■ WHAT THIS TASK INVOLVES
Where the word "ансамбля" occurs in a line, return that line.

■ SUPPLIED DATA

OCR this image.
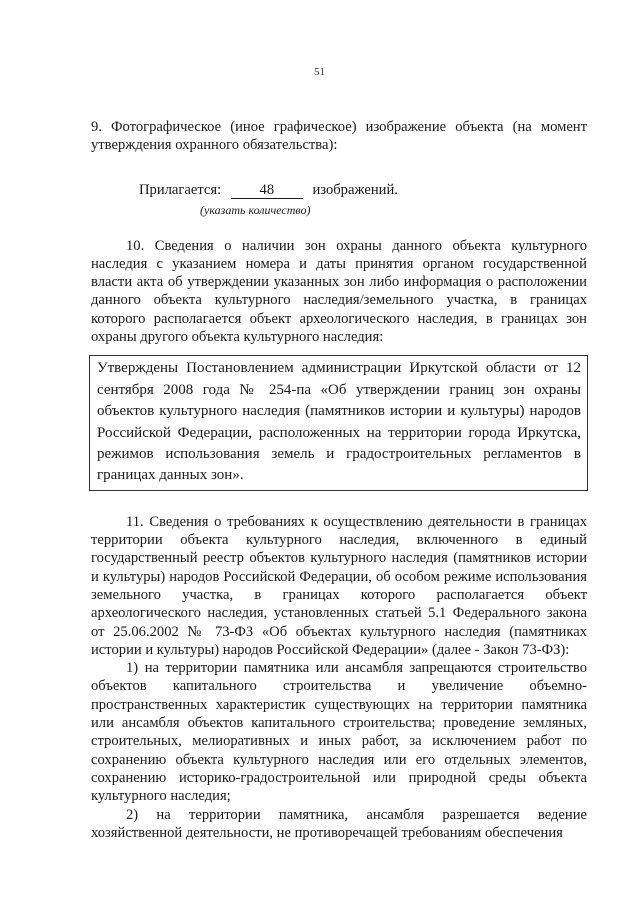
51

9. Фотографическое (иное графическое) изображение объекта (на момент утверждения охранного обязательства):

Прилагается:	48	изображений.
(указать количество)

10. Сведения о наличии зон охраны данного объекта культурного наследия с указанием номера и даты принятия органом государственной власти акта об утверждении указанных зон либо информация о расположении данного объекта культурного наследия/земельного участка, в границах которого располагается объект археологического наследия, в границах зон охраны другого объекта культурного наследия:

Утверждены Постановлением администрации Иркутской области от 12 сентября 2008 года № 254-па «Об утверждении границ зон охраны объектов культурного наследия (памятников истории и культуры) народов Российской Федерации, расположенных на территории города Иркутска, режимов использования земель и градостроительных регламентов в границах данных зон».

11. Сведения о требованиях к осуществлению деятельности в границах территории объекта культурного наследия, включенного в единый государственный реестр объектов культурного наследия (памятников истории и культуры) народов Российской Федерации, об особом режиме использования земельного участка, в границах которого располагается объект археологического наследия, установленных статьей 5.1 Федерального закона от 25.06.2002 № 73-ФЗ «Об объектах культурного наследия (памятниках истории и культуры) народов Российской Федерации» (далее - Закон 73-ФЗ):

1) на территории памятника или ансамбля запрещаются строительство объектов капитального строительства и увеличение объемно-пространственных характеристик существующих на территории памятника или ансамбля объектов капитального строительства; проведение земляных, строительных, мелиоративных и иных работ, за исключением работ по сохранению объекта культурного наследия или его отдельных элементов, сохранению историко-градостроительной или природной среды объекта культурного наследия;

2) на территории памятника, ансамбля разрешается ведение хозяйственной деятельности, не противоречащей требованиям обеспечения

==

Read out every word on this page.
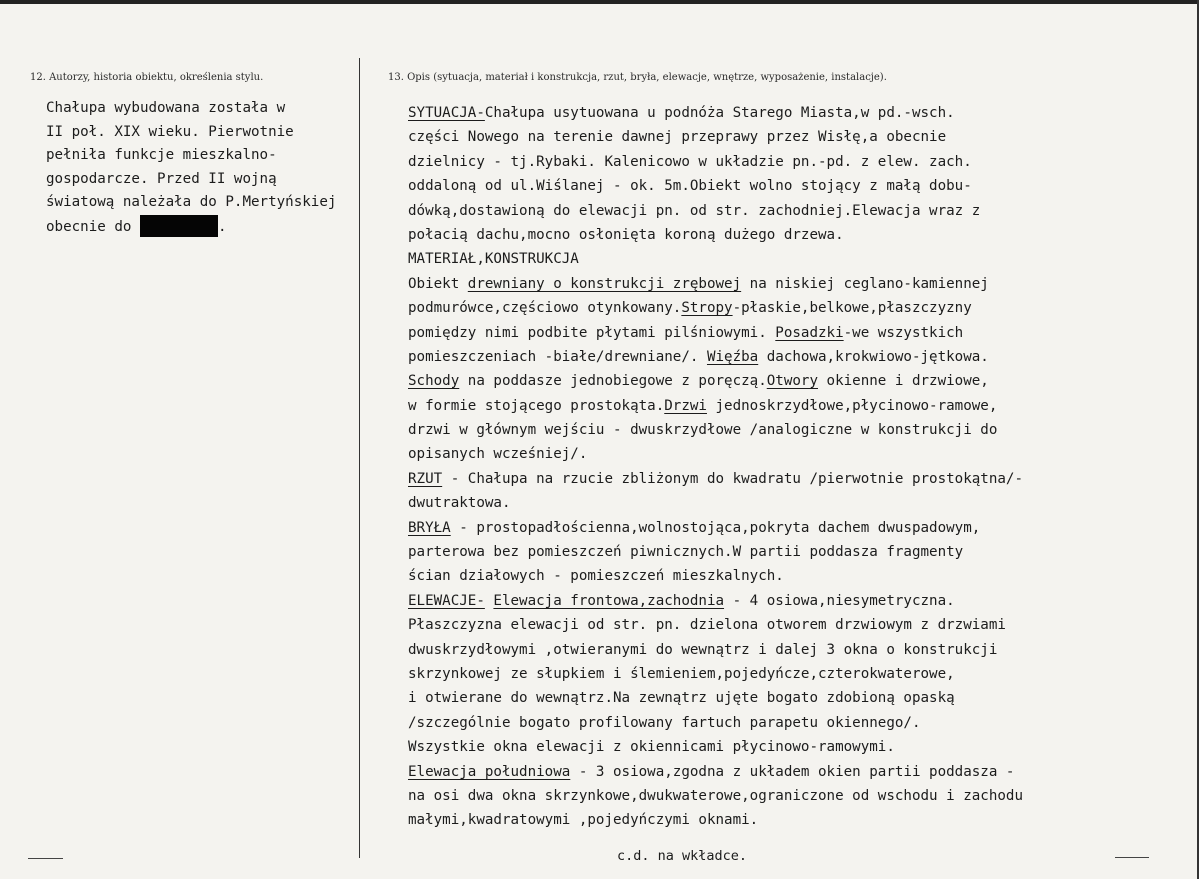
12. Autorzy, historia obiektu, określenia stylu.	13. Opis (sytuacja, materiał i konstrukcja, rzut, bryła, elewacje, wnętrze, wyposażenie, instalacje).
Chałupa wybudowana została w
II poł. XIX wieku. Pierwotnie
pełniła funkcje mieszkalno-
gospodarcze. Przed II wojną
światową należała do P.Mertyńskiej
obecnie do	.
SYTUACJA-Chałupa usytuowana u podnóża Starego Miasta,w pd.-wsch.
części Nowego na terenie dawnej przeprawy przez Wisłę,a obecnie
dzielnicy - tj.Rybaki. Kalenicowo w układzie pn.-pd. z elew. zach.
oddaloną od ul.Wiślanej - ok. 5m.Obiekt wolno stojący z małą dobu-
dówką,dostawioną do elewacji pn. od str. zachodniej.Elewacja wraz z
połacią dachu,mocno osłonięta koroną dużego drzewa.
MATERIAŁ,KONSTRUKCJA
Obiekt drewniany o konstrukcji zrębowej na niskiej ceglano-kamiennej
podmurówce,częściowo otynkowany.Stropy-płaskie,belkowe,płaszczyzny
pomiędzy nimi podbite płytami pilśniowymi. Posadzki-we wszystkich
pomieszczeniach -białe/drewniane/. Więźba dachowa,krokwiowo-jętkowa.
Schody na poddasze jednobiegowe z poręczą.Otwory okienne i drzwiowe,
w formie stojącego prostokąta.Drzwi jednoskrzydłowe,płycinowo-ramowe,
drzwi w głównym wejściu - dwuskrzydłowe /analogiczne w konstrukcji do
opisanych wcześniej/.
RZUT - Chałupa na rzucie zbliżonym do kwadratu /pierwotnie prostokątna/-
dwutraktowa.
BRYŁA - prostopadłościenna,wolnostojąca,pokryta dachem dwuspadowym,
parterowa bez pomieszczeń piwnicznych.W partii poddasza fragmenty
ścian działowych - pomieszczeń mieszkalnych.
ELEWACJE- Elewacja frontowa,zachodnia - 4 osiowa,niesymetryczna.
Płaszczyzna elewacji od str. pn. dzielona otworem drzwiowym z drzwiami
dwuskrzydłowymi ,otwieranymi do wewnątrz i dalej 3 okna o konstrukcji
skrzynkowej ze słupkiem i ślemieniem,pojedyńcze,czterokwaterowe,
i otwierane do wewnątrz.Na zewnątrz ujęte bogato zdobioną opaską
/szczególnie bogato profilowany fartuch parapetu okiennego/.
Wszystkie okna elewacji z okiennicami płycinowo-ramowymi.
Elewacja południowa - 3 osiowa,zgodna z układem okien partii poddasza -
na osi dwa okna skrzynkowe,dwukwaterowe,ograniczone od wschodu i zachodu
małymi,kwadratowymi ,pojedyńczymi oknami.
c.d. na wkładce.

--

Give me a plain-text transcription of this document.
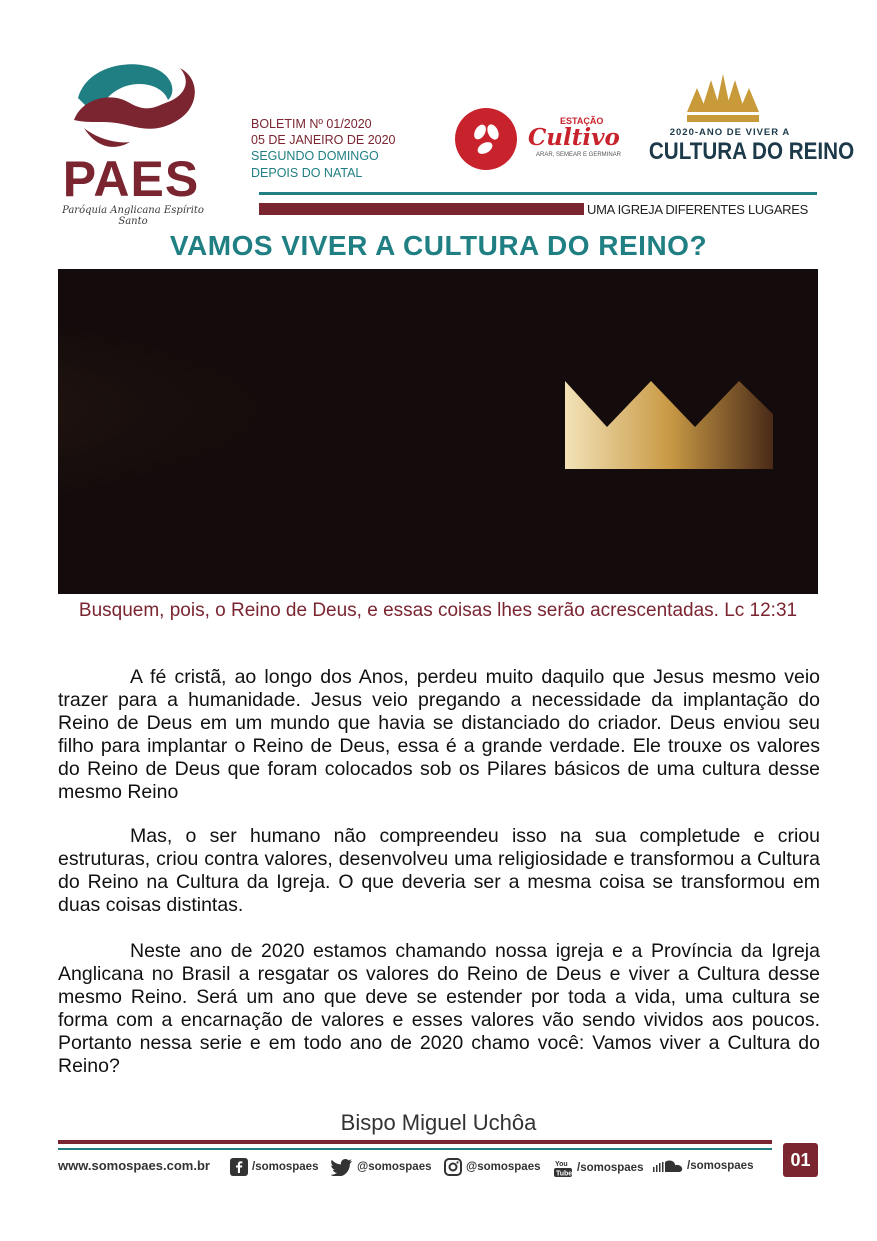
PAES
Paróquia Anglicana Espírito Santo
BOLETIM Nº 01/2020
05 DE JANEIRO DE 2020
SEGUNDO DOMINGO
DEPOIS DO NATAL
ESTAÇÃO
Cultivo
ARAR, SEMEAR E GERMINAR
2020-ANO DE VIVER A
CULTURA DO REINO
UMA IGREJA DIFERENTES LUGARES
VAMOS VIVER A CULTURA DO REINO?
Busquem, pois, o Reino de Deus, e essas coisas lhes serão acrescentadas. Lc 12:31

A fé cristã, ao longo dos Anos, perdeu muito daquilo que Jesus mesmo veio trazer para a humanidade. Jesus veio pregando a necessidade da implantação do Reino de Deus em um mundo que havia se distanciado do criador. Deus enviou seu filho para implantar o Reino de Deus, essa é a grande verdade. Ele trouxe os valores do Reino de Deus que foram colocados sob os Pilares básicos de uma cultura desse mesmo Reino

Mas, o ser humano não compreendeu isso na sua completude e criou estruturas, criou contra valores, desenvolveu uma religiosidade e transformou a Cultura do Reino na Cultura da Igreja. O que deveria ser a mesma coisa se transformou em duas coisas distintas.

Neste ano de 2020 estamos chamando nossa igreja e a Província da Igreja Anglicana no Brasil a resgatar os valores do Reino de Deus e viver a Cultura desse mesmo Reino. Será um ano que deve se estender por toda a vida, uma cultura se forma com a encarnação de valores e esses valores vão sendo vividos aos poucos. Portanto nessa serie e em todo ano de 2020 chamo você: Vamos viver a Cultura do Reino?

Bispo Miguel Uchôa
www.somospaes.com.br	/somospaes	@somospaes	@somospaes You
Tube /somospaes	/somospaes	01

■ WRITTEN RESPONSE
1) на территории памятника или ансамбля запрещаются строительство объектов капитального строительства и увеличение объемно-пространственных характеристик существующих на территории памятника или ансамбля объектов капитального строительства; проведение земляных, строительных, мелиоративных и иных работ, за исключением работ по сохранению объекта культурного наследия или его отдельных элементов, сохранению историко-градостроительной или природной среды объекта культурного наследия;
2) на территории памятника, ансамбля разрешается ведение хозяйственной деятельности, не противоречащей требованиям обеспечения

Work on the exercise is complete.